#### What is asked:
Could you transcribe every record below exactly as written, leaving out any pictures?

[BEGIN Material for this exercise]

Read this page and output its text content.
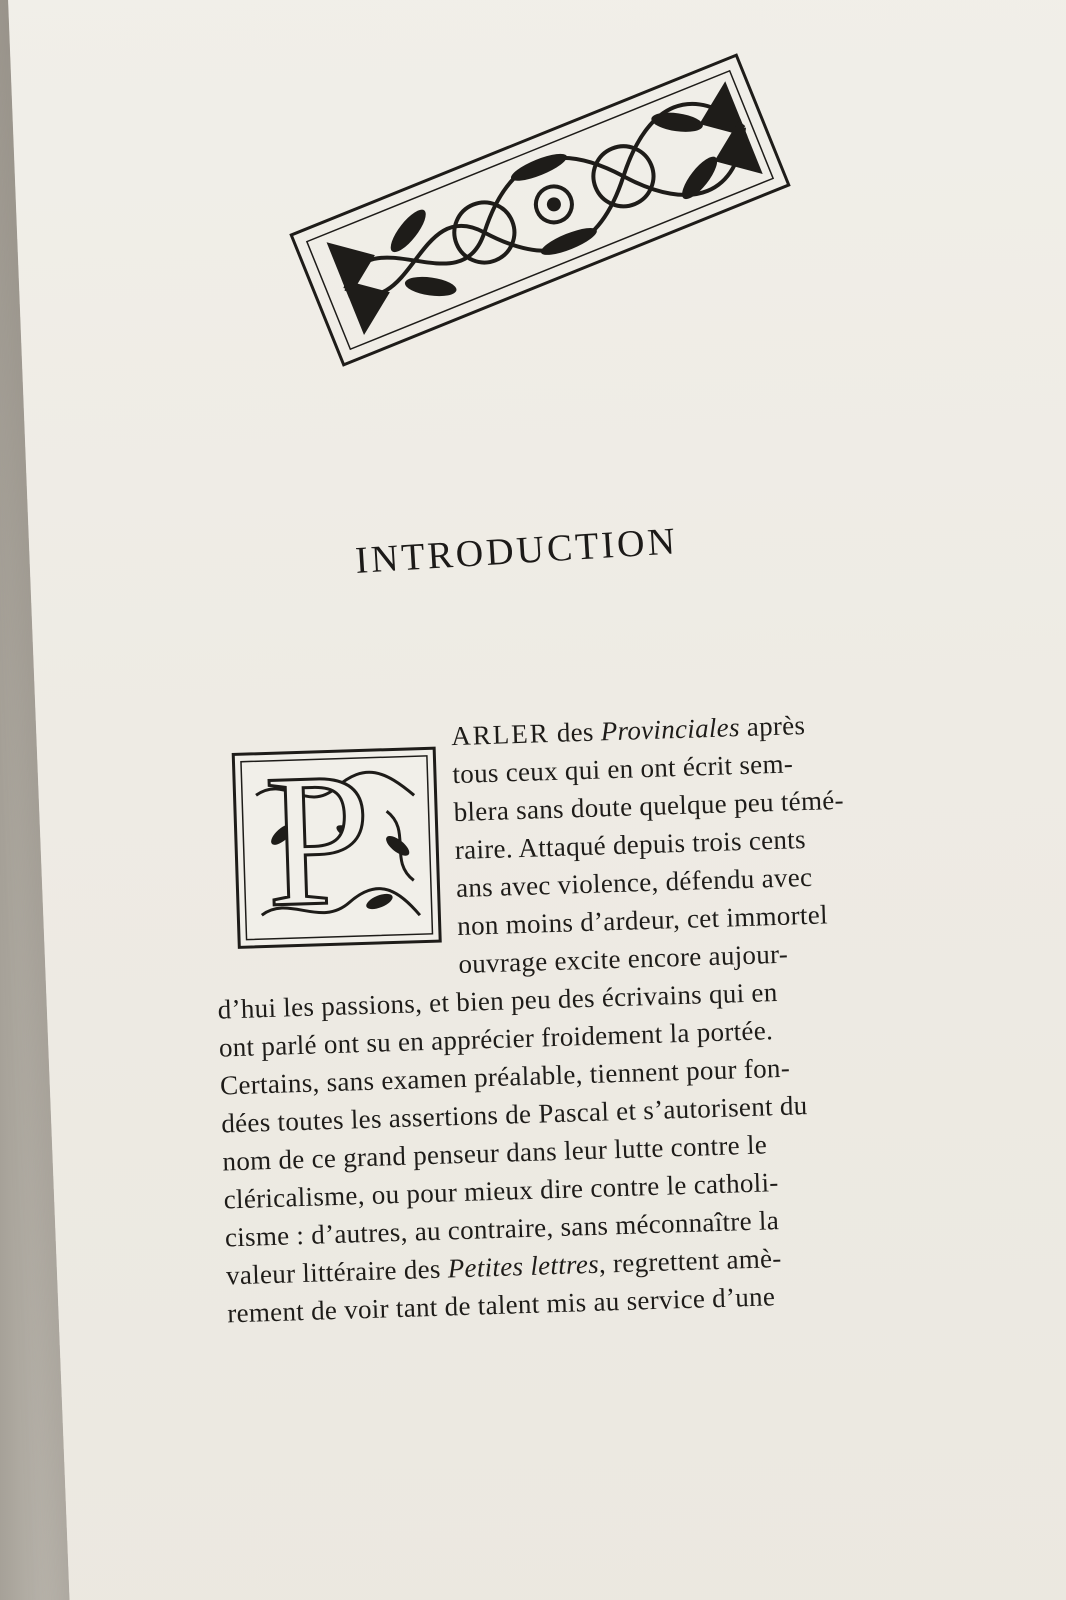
INTRODUCTION
P	ARLER des Provinciales après
tous ceux qui en ont écrit sem-
blera sans doute quelque peu témé-
raire. Attaqué depuis trois cents
ans avec violence, défendu avec
non moins d’ardeur, cet immortel
ouvrage excite encore aujour-
d’hui les passions, et bien peu des écrivains qui en
ont parlé ont su en apprécier froidement la portée.
Certains, sans examen préalable, tiennent pour fon-
dées toutes les assertions de Pascal et s’autorisent du
nom de ce grand penseur dans leur lutte contre le
cléricalisme, ou pour mieux dire contre le catholi-
cisme : d’autres, au contraire, sans méconnaître la
valeur littéraire des Petites lettres, regrettent amè-
rement de voir tant de talent mis au service d’une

[END Material for this exercise]

#### Complete response:
Read this page and output its text content.
INTRODUCTION
P	ARLER des Provinciales après
tous ceux qui en ont écrit sem-
blera sans doute quelque peu témé-
raire. Attaqué depuis trois cents
ans avec violence, défendu avec
non moins d’ardeur, cet immortel
ouvrage excite encore aujour-
d’hui les passions, et bien peu des écrivains qui en
ont parlé ont su en apprécier froidement la portée.
Certains, sans examen préalable, tiennent pour fon-
dées toutes les assertions de Pascal et s’autorisent du
nom de ce grand penseur dans leur lutte contre le
cléricalisme, ou pour mieux dire contre le catholi-
cisme : d’autres, au contraire, sans méconnaître la
valeur littéraire des Petites lettres, regrettent amè-
rement de voir tant de talent mis au service d’une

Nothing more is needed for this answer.